§ **YOUR TASK**: Identify the lines that contain the string "content", then copy each of them.

Start

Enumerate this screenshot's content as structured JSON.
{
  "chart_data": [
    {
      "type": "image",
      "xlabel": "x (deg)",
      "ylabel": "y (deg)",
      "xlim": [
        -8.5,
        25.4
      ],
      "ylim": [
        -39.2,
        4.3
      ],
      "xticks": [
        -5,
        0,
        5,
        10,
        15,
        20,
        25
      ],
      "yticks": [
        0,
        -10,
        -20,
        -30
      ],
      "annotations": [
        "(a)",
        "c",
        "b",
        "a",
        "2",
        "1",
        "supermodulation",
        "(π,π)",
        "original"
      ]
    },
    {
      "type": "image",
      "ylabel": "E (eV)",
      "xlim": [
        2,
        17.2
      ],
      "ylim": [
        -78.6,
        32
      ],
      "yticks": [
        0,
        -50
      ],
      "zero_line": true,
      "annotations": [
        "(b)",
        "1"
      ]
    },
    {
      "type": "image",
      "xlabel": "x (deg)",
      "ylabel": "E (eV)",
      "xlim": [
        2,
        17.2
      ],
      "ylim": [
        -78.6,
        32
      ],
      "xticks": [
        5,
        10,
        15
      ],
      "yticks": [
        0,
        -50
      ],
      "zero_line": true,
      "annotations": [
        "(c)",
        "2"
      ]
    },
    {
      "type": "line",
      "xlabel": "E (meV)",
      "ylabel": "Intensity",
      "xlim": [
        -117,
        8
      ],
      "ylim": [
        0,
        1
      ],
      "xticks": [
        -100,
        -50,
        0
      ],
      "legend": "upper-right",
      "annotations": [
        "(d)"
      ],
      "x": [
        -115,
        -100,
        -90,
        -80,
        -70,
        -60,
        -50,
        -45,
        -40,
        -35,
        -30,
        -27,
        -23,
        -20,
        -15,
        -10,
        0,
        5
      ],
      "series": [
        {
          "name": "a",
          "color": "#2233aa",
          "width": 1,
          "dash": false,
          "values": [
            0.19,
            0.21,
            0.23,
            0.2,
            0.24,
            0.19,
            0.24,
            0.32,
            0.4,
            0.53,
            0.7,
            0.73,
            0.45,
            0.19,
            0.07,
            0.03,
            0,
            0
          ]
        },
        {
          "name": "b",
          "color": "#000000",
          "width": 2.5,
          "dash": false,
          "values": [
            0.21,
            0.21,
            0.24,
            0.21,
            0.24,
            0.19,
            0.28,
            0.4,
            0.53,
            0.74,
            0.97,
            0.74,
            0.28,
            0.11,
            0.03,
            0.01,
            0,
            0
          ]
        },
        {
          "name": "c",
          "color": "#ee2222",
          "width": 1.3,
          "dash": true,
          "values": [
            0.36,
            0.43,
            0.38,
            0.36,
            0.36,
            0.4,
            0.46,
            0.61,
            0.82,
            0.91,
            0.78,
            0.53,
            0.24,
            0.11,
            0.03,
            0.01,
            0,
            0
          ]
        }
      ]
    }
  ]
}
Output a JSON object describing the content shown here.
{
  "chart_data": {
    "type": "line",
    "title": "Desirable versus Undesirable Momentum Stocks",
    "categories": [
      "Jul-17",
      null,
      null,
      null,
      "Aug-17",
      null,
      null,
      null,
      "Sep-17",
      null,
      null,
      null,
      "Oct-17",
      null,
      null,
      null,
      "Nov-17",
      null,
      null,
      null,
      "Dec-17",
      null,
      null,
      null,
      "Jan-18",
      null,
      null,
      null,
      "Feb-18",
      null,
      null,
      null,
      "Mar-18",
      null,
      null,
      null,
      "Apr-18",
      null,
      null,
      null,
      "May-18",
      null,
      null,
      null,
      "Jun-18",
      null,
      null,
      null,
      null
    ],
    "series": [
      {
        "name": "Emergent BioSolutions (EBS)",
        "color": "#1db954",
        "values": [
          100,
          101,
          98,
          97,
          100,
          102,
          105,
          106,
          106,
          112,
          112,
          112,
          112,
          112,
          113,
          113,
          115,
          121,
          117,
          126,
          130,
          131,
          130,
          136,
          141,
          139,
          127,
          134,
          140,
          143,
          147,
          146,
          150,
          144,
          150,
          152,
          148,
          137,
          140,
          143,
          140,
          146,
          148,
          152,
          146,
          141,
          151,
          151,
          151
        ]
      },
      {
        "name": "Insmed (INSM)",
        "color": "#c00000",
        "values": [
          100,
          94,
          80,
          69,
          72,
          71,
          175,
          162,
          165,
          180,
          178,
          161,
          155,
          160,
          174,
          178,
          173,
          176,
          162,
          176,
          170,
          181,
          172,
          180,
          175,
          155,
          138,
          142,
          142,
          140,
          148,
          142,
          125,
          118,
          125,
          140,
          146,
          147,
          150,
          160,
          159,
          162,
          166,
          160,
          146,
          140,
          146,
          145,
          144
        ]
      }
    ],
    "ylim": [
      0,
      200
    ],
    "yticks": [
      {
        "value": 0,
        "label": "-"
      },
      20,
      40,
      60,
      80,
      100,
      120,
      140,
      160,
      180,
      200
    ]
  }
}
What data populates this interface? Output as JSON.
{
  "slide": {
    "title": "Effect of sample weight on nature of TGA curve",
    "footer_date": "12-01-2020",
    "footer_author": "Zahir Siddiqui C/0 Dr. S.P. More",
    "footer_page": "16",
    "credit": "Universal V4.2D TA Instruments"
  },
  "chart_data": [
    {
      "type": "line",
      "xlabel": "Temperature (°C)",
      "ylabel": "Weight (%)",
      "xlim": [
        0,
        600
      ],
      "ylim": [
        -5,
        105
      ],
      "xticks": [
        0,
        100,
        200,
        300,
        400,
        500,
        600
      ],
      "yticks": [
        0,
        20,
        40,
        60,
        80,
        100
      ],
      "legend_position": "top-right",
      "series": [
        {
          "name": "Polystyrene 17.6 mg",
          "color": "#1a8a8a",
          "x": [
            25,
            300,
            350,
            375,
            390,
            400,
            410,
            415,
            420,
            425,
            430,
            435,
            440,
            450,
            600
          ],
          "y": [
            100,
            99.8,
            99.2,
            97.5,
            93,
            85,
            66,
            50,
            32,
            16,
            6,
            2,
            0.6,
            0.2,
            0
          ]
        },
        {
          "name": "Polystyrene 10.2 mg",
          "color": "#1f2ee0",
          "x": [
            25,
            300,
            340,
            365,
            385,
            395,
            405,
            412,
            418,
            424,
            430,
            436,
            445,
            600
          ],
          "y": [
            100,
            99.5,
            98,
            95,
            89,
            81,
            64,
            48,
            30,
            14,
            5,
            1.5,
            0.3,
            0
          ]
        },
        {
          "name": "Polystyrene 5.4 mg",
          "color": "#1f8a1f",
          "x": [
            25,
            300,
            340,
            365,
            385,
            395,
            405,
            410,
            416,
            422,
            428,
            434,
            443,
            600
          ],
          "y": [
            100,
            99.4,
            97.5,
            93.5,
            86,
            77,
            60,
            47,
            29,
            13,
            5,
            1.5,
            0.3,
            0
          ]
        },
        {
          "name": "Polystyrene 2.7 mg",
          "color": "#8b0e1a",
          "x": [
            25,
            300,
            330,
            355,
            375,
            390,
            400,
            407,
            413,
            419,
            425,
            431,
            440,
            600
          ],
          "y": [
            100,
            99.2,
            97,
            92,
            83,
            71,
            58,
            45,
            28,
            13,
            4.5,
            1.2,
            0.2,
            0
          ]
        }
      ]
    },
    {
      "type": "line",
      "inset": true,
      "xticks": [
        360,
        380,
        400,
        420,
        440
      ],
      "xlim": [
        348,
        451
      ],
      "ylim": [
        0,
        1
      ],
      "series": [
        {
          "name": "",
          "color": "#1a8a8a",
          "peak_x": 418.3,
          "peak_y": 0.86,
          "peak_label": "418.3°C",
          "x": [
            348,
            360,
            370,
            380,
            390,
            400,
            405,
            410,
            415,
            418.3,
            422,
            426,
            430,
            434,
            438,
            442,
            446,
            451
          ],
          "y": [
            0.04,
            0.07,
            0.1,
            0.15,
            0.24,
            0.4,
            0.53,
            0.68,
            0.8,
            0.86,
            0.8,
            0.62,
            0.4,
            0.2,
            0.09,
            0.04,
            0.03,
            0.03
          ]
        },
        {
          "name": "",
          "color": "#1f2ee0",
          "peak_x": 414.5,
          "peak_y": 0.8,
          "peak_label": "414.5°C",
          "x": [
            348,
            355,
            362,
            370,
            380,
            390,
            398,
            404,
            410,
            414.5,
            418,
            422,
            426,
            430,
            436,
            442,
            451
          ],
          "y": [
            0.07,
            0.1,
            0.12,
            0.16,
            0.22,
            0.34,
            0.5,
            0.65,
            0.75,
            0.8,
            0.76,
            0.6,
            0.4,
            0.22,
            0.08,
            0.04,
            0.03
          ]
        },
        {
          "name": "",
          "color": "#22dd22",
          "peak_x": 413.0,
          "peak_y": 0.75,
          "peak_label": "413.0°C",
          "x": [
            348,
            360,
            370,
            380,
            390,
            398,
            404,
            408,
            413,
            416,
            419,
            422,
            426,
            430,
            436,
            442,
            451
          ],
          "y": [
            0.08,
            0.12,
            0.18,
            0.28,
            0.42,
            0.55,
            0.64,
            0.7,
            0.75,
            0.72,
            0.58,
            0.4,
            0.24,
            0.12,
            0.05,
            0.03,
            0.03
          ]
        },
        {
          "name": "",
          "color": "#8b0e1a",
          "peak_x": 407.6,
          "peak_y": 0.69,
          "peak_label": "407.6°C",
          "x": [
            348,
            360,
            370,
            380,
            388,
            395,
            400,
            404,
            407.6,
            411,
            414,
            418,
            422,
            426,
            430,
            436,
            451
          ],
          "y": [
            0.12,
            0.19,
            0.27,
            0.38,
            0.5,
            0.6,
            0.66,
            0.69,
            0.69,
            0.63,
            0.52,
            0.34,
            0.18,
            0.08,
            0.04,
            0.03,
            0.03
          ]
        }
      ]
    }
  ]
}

End

§ **FULL SOLUTION**:
Enumerate this screenshot's content as structured JSON.
Output a JSON object describing the content shown here.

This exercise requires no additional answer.